Lines of data
>>>

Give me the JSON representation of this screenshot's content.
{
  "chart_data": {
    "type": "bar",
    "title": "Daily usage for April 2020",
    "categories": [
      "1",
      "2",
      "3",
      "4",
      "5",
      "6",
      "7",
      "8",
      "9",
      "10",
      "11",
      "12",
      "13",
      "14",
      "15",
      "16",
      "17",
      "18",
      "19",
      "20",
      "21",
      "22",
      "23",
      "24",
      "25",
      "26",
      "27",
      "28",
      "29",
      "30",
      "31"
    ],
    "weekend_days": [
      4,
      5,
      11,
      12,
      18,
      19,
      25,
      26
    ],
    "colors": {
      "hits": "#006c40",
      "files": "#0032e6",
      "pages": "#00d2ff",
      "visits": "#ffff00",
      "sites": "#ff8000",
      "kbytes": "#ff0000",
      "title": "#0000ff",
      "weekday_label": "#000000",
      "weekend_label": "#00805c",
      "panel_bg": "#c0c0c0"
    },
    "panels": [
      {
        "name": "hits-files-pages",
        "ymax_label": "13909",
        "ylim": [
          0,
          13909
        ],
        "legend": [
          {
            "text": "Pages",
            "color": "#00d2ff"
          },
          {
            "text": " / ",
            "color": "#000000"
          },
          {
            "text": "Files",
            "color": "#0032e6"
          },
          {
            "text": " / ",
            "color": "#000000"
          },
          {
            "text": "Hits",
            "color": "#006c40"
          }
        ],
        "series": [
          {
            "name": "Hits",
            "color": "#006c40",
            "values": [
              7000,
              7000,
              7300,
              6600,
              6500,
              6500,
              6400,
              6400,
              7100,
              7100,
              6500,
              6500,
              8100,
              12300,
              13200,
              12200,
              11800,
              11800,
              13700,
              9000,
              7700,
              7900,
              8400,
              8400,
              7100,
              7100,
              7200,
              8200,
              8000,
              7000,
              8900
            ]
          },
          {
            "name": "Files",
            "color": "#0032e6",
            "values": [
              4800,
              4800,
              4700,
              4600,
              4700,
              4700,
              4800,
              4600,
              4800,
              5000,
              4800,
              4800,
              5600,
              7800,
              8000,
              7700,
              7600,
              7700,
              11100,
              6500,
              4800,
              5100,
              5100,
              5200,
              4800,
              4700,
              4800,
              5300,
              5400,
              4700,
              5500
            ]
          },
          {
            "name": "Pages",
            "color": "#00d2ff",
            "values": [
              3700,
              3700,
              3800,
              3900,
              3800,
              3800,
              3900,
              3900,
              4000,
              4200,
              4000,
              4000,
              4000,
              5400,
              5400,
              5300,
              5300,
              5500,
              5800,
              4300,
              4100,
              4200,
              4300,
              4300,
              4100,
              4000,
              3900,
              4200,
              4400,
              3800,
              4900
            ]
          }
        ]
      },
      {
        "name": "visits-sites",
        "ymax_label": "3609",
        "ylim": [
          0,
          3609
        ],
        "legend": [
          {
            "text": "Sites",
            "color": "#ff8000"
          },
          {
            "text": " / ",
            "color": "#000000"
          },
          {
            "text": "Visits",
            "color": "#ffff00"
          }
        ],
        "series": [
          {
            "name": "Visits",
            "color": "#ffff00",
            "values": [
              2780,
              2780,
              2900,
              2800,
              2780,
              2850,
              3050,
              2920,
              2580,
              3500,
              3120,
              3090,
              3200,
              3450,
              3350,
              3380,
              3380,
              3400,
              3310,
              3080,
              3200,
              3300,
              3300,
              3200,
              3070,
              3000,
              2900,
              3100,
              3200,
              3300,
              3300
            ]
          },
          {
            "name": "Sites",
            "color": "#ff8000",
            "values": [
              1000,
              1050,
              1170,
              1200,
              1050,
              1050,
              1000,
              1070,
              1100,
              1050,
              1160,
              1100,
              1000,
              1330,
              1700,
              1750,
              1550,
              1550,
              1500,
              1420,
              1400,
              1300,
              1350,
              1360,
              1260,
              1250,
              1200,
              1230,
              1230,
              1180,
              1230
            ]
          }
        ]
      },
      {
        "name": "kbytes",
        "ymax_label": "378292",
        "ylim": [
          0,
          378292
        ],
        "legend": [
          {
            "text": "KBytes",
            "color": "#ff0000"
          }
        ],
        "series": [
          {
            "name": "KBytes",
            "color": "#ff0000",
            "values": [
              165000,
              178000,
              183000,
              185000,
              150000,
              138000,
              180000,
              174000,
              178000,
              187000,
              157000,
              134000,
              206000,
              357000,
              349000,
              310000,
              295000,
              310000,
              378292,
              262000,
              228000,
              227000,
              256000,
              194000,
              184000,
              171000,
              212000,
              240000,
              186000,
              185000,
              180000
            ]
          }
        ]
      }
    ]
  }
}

<<<

Without leaving anything out, give the entries again exactly.

The response
Give me the JSON representation of this screenshot's content.
{
  "chart_data": {
    "type": "bar",
    "title": "Daily usage for April 2020",
    "categories": [
      "1",
      "2",
      "3",
      "4",
      "5",
      "6",
      "7",
      "8",
      "9",
      "10",
      "11",
      "12",
      "13",
      "14",
      "15",
      "16",
      "17",
      "18",
      "19",
      "20",
      "21",
      "22",
      "23",
      "24",
      "25",
      "26",
      "27",
      "28",
      "29",
      "30",
      "31"
    ],
    "weekend_days": [
      4,
      5,
      11,
      12,
      18,
      19,
      25,
      26
    ],
    "colors": {
      "hits": "#006c40",
      "files": "#0032e6",
      "pages": "#00d2ff",
      "visits": "#ffff00",
      "sites": "#ff8000",
      "kbytes": "#ff0000",
      "title": "#0000ff",
      "weekday_label": "#000000",
      "weekend_label": "#00805c",
      "panel_bg": "#c0c0c0"
    },
    "panels": [
      {
        "name": "hits-files-pages",
        "ymax_label": "13909",
        "ylim": [
          0,
          13909
        ],
        "legend": [
          {
            "text": "Pages",
            "color": "#00d2ff"
          },
          {
            "text": " / ",
            "color": "#000000"
          },
          {
            "text": "Files",
            "color": "#0032e6"
          },
          {
            "text": " / ",
            "color": "#000000"
          },
          {
            "text": "Hits",
            "color": "#006c40"
          }
        ],
        "series": [
          {
            "name": "Hits",
            "color": "#006c40",
            "values": [
              7000,
              7000,
              7300,
              6600,
              6500,
              6500,
              6400,
              6400,
              7100,
              7100,
              6500,
              6500,
              8100,
              12300,
              13200,
              12200,
              11800,
              11800,
              13700,
              9000,
              7700,
              7900,
              8400,
              8400,
              7100,
              7100,
              7200,
              8200,
              8000,
              7000,
              8900
            ]
          },
          {
            "name": "Files",
            "color": "#0032e6",
            "values": [
              4800,
              4800,
              4700,
              4600,
              4700,
              4700,
              4800,
              4600,
              4800,
              5000,
              4800,
              4800,
              5600,
              7800,
              8000,
              7700,
              7600,
              7700,
              11100,
              6500,
              4800,
              5100,
              5100,
              5200,
              4800,
              4700,
              4800,
              5300,
              5400,
              4700,
              5500
            ]
          },
          {
            "name": "Pages",
            "color": "#00d2ff",
            "values": [
              3700,
              3700,
              3800,
              3900,
              3800,
              3800,
              3900,
              3900,
              4000,
              4200,
              4000,
              4000,
              4000,
              5400,
              5400,
              5300,
              5300,
              5500,
              5800,
              4300,
              4100,
              4200,
              4300,
              4300,
              4100,
              4000,
              3900,
              4200,
              4400,
              3800,
              4900
            ]
          }
        ]
      },
      {
        "name": "visits-sites",
        "ymax_label": "3609",
        "ylim": [
          0,
          3609
        ],
        "legend": [
          {
            "text": "Sites",
            "color": "#ff8000"
          },
          {
            "text": " / ",
            "color": "#000000"
          },
          {
            "text": "Visits",
            "color": "#ffff00"
          }
        ],
        "series": [
          {
            "name": "Visits",
            "color": "#ffff00",
            "values": [
              2780,
              2780,
              2900,
              2800,
              2780,
              2850,
              3050,
              2920,
              2580,
              3500,
              3120,
              3090,
              3200,
              3450,
              3350,
              3380,
              3380,
              3400,
              3310,
              3080,
              3200,
              3300,
              3300,
              3200,
              3070,
              3000,
              2900,
              3100,
              3200,
              3300,
              3300
            ]
          },
          {
            "name": "Sites",
            "color": "#ff8000",
            "values": [
              1000,
              1050,
              1170,
              1200,
              1050,
              1050,
              1000,
              1070,
              1100,
              1050,
              1160,
              1100,
              1000,
              1330,
              1700,
              1750,
              1550,
              1550,
              1500,
              1420,
              1400,
              1300,
              1350,
              1360,
              1260,
              1250,
              1200,
              1230,
              1230,
              1180,
              1230
            ]
          }
        ]
      },
      {
        "name": "kbytes",
        "ymax_label": "378292",
        "ylim": [
          0,
          378292
        ],
        "legend": [
          {
            "text": "KBytes",
            "color": "#ff0000"
          }
        ],
        "series": [
          {
            "name": "KBytes",
            "color": "#ff0000",
            "values": [
              165000,
              178000,
              183000,
              185000,
              150000,
              138000,
              180000,
              174000,
              178000,
              187000,
              157000,
              134000,
              206000,
              357000,
              349000,
              310000,
              295000,
              310000,
              378292,
              262000,
              228000,
              227000,
              256000,
              194000,
              184000,
              171000,
              212000,
              240000,
              186000,
              185000,
              180000
            ]
          }
        ]
      }
    ]
  }
}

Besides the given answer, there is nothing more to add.